Currently, many industries are faced with the potential for huge reoccurring liabilities against them. For example, the tobacco industry has already entered into settlements with all the states to pay for injuries caused by smoking.
Another industry facing huge reoccurring liabilities against them is the Health Maintenance Organization (HMO) industry. Currently, Congress is debating a Patient's Bill of Rights (PboR) that will increase the potential liability of managed care providers. The passage of the PboR will increase the expenses of HMOs, which will increase the cost of managed care to the public. Some estimates of the increase in cost of managed care as a result of the PboR are as high as 15%–25%. These high estimates can be attributed to the fact that only a portion of any price increase will go to paying for PboR related costs.
In the HMO industry the Industry and Wall Street investment bankers have termed the costs attributed and assigned to providers, for example, doctors, hospitals and pharmaceutical providers the “Medical Loss Ratio.” In reality, the Medical Loss Ratio is dependent upon the amount of money the HMO is taking in per member. Accordingly, as the HMOs raise their fees to members to pay the costs of the PboR, providers can raise the price they charge HMOs in a proportional amount. In this manner, what happens is only a fraction of money the HMO takes in as a result of raising the fees can be used for paying off liabilities. Accordingly, a method is needed to allow funds that are needed to pay for additional liability costs to go more directly to paying for the additional liabilities.

== Supplied entries ==

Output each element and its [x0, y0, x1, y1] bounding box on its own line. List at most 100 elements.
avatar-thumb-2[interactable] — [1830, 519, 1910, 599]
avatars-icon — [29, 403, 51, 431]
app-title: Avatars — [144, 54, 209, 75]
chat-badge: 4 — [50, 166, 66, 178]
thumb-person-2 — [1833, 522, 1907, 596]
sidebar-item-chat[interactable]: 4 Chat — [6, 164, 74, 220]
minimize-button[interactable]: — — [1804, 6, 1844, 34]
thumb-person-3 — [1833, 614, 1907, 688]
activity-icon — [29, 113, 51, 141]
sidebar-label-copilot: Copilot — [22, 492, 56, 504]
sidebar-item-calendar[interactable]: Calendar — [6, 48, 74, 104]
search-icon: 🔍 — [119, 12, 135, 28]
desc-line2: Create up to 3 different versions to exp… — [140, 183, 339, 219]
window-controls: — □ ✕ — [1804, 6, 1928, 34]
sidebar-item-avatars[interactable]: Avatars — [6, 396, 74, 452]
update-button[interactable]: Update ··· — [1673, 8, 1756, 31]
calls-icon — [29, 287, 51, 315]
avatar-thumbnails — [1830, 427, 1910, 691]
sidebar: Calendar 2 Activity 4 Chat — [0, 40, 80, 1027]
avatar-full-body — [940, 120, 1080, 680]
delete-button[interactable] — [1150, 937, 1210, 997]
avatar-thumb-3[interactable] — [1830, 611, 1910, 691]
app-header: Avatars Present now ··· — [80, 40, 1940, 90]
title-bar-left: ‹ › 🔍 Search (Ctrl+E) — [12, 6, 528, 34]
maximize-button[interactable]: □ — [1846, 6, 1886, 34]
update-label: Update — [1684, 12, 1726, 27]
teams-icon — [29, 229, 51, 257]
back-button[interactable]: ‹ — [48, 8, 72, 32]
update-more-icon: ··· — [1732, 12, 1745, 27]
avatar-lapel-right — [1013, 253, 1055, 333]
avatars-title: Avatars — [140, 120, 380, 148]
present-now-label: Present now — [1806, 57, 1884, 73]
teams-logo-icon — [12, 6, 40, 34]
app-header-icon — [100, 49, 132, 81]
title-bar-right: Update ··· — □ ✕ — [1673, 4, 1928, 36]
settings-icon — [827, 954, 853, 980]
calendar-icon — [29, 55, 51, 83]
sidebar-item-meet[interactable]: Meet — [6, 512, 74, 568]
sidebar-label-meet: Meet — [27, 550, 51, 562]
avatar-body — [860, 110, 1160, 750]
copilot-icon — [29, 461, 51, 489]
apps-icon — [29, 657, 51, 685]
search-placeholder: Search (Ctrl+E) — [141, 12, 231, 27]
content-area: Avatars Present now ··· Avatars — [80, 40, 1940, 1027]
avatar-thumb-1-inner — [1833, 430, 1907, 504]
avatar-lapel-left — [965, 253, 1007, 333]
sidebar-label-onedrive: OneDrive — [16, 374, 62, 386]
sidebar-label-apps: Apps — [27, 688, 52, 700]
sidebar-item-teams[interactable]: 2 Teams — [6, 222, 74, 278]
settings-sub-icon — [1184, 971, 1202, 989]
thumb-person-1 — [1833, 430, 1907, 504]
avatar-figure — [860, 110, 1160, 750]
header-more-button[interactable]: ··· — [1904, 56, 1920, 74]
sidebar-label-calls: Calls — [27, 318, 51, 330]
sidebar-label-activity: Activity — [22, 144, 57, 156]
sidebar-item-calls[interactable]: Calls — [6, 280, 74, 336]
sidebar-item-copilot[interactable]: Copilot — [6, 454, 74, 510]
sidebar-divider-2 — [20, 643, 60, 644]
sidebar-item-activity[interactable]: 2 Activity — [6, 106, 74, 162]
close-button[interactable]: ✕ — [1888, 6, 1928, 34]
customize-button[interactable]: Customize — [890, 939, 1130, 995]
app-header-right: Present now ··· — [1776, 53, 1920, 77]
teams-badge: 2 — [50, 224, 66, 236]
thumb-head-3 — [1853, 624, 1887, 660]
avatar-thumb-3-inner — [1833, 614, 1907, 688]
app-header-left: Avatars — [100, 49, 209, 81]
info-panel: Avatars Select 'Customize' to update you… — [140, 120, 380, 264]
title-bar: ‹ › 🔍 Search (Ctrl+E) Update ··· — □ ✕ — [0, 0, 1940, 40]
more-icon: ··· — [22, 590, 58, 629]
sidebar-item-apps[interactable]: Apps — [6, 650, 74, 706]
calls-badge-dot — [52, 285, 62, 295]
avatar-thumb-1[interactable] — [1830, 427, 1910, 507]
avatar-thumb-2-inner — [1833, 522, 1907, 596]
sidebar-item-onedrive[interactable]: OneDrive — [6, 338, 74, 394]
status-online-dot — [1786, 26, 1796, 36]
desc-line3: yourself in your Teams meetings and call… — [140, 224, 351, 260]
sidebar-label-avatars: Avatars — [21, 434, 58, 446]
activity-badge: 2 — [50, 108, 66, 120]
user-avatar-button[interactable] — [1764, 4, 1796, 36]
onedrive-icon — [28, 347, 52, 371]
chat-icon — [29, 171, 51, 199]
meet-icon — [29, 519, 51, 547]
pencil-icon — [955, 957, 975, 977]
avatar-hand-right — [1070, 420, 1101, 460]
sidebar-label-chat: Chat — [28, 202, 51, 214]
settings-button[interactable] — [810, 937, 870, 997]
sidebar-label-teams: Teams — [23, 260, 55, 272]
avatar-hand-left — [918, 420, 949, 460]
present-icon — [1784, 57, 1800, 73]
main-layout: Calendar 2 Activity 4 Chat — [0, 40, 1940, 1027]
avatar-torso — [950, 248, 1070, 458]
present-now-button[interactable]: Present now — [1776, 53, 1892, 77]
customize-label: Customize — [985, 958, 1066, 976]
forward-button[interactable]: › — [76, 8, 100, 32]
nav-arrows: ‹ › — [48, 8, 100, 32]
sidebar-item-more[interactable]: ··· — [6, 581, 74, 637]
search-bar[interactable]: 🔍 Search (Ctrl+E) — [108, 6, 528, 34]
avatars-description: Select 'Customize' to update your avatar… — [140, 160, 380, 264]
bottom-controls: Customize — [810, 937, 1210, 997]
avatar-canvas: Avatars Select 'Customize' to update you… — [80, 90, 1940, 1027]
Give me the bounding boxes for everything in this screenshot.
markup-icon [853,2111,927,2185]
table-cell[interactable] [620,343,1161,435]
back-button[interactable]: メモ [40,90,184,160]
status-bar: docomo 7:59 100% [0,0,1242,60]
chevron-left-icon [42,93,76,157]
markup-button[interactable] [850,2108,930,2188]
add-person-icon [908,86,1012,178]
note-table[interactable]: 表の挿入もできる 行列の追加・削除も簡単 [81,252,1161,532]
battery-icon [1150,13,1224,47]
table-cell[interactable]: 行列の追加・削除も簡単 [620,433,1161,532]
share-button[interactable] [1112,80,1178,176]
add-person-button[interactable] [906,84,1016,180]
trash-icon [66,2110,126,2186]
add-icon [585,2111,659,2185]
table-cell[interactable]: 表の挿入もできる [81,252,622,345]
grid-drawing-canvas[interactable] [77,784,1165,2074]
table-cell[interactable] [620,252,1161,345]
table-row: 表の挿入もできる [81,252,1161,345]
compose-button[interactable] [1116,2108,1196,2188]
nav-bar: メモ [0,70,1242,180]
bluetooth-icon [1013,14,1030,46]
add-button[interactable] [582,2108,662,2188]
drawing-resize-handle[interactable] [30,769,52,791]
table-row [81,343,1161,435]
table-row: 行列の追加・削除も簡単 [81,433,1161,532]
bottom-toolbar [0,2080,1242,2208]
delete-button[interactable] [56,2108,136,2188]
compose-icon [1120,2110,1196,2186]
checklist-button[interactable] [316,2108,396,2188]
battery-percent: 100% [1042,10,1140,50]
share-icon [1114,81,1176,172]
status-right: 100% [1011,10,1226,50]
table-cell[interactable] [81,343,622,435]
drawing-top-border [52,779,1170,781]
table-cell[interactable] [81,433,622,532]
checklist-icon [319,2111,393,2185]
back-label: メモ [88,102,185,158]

== Problem set ==
a) Summarize the passage on HMO liability costs in two sentences.
b) Reproduce everything in the passage on HMO liability costs from "Currently, many industries" down to "PboR related costs.".

== Solutions by task ==
a) Many industries face huge reoccurring liabilities, including the HMO industry, where a Patient's Bill of Rights under debate in Congress would increase HMO expenses and raise the cost of managed care, by as much as 15%–25% by some estimates. Because providers can raise their prices to HMOs in proportion to the fees HMOs take in per member, only a fraction of any fee increase can go to paying liabilities, so a method is needed to direct those funds more straight to the additional liability costs.

b)
Currently, many industries are faced with the potential for huge reoccurring liabilities against them. For example, the tobacco industry has already entered into settlements with all the states to pay for injuries caused by smoking.
Another industry facing huge reoccurring liabilities against them is the Health Maintenance Organization (HMO) industry. Currently, Congress is debating a Patient's Bill of Rights (PboR) that will increase the potential liability of managed care providers. The passage of the PboR will increase the expenses of HMOs, which will increase the cost of managed care to the public. Some estimates of the increase in cost of managed care as a result of the PboR are as high as 15%–25%. These high estimates can be attributed to the fact that only a portion of any price increase will go to paying for PboR related costs.